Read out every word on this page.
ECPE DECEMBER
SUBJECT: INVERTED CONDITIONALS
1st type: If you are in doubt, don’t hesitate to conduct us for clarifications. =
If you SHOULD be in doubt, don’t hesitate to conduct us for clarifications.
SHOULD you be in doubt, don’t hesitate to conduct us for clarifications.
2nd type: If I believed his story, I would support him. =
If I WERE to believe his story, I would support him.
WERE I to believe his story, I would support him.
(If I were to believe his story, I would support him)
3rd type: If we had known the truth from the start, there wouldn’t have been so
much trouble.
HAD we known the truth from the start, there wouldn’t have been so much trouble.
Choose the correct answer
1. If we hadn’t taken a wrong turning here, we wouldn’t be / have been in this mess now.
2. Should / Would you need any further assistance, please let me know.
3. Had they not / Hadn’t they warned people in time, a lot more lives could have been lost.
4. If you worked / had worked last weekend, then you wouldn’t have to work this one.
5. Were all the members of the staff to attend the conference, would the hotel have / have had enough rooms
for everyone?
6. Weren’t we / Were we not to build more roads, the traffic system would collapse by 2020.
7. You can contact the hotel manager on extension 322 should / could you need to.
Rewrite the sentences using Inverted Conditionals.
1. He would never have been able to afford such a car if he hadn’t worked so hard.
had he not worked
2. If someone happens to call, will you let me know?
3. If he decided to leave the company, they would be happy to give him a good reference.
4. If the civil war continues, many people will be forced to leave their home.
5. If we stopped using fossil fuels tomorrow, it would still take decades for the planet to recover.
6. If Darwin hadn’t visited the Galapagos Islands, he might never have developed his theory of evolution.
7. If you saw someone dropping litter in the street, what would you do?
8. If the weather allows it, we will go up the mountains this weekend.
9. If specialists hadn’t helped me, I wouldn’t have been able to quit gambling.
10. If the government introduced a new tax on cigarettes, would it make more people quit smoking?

-*-*-

## [EXERCISE]
Copy every record exactly, with nothing added or dropped.

## [EXERCISE RESPONSE]
Read out every word on this page.
ECPE DECEMBER
SUBJECT: INVERTED CONDITIONALS
1st type: If you are in doubt, don’t hesitate to conduct us for clarifications. =
If you SHOULD be in doubt, don’t hesitate to conduct us for clarifications.
SHOULD you be in doubt, don’t hesitate to conduct us for clarifications.
2nd type: If I believed his story, I would support him. =
If I WERE to believe his story, I would support him.
WERE I to believe his story, I would support him.
(If I were to believe his story, I would support him)
3rd type: If we had known the truth from the start, there wouldn’t have been so
much trouble.
HAD we known the truth from the start, there wouldn’t have been so much trouble.
Choose the correct answer
1. If we hadn’t taken a wrong turning here, we wouldn’t be / have been in this mess now.
2. Should / Would you need any further assistance, please let me know.
3. Had they not / Hadn’t they warned people in time, a lot more lives could have been lost.
4. If you worked / had worked last weekend, then you wouldn’t have to work this one.
5. Were all the members of the staff to attend the conference, would the hotel have / have had enough rooms
for everyone?
6. Weren’t we / Were we not to build more roads, the traffic system would collapse by 2020.
7. You can contact the hotel manager on extension 322 should / could you need to.
Rewrite the sentences using Inverted Conditionals.
1. He would never have been able to afford such a car if he hadn’t worked so hard.
had he not worked
2. If someone happens to call, will you let me know?
3. If he decided to leave the company, they would be happy to give him a good reference.
4. If the civil war continues, many people will be forced to leave their home.
5. If we stopped using fossil fuels tomorrow, it would still take decades for the planet to recover.
6. If Darwin hadn’t visited the Galapagos Islands, he might never have developed his theory of evolution.
7. If you saw someone dropping litter in the street, what would you do?
8. If the weather allows it, we will go up the mountains this weekend.
9. If specialists hadn’t helped me, I wouldn’t have been able to quit gambling.
10. If the government introduced a new tax on cigarettes, would it make more people quit smoking?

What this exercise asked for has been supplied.